Data shown:
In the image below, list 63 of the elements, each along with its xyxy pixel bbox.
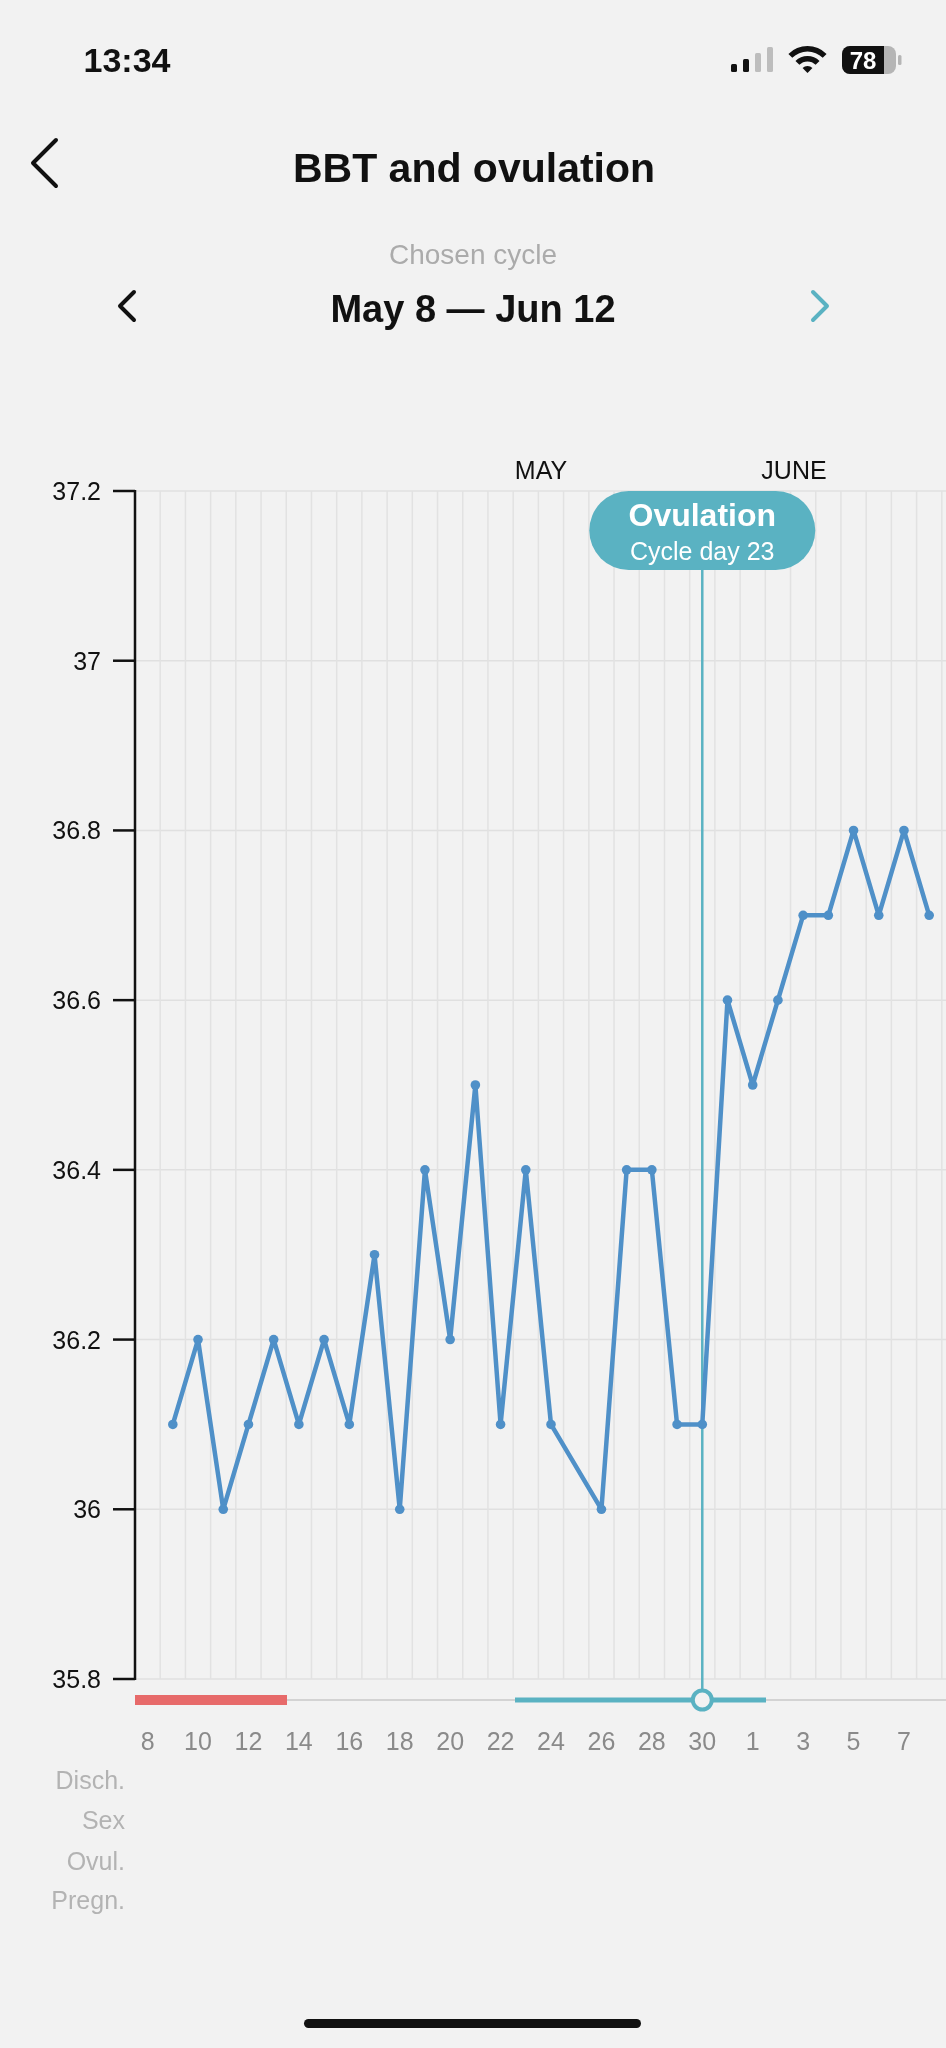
--
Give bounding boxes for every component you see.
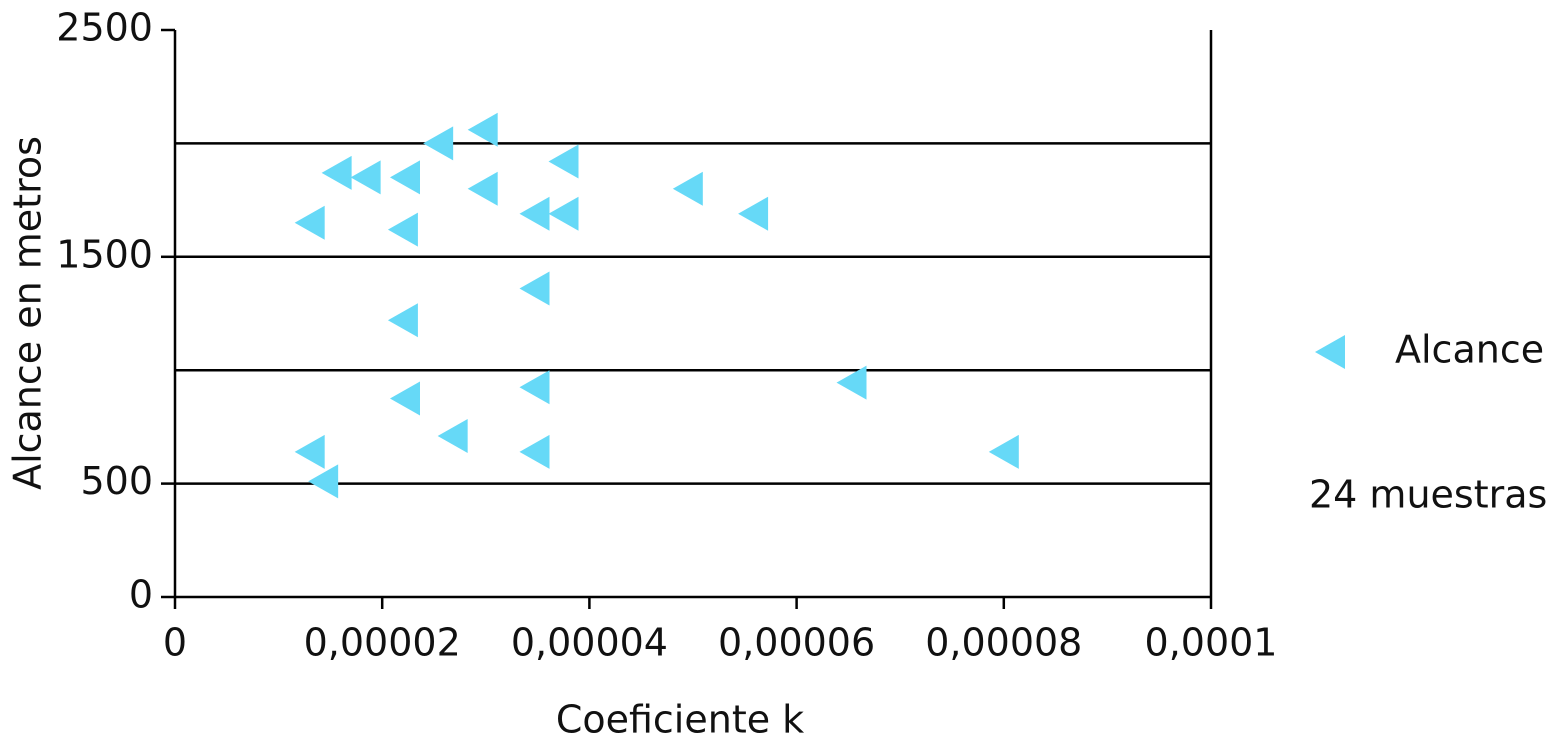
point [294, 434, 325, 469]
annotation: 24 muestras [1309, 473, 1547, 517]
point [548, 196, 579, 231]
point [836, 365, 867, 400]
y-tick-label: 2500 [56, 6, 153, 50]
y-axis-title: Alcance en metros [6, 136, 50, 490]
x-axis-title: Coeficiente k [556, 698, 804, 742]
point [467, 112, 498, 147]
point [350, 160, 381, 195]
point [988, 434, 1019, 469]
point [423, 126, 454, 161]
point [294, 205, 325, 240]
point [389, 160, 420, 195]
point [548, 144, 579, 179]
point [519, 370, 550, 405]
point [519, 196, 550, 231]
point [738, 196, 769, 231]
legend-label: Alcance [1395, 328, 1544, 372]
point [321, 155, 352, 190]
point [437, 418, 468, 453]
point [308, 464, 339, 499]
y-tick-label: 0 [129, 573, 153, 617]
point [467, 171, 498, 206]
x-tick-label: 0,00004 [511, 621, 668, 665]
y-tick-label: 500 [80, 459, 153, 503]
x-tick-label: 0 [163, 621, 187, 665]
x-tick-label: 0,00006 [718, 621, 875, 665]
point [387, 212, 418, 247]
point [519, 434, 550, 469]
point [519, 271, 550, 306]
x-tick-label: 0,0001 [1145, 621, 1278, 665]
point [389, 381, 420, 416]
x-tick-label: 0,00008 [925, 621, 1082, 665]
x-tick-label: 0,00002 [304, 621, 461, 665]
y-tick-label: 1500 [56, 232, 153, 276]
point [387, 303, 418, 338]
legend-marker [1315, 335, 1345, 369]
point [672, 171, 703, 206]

Your task: Rewrite the material starting at the line containing "Give bounding boxes" and ending after the line containing "point [519, 434, 550, 469]", changing "y-tick-label" to "y-axis-label" and leaving everything else as it is. Omit the pictures.

Response to this exercise:
Give bounding boxes for every component you see.
point [294, 434, 325, 469]
annotation: 24 muestras [1309, 473, 1547, 517]
point [548, 196, 579, 231]
point [836, 365, 867, 400]
y-axis-label: 2500 [56, 6, 153, 50]
y-axis-title: Alcance en metros [6, 136, 50, 490]
x-axis-title: Coeficiente k [556, 698, 804, 742]
point [467, 112, 498, 147]
point [350, 160, 381, 195]
point [988, 434, 1019, 469]
point [423, 126, 454, 161]
point [294, 205, 325, 240]
point [389, 160, 420, 195]
point [548, 144, 579, 179]
point [519, 370, 550, 405]
point [519, 196, 550, 231]
point [738, 196, 769, 231]
legend-label: Alcance [1395, 328, 1544, 372]
point [321, 155, 352, 190]
point [437, 418, 468, 453]
point [308, 464, 339, 499]
y-axis-label: 0 [129, 573, 153, 617]
point [467, 171, 498, 206]
x-tick-label: 0,00004 [511, 621, 668, 665]
y-axis-label: 500 [80, 459, 153, 503]
x-tick-label: 0 [163, 621, 187, 665]
x-tick-label: 0,00006 [718, 621, 875, 665]
point [387, 212, 418, 247]
point [519, 434, 550, 469]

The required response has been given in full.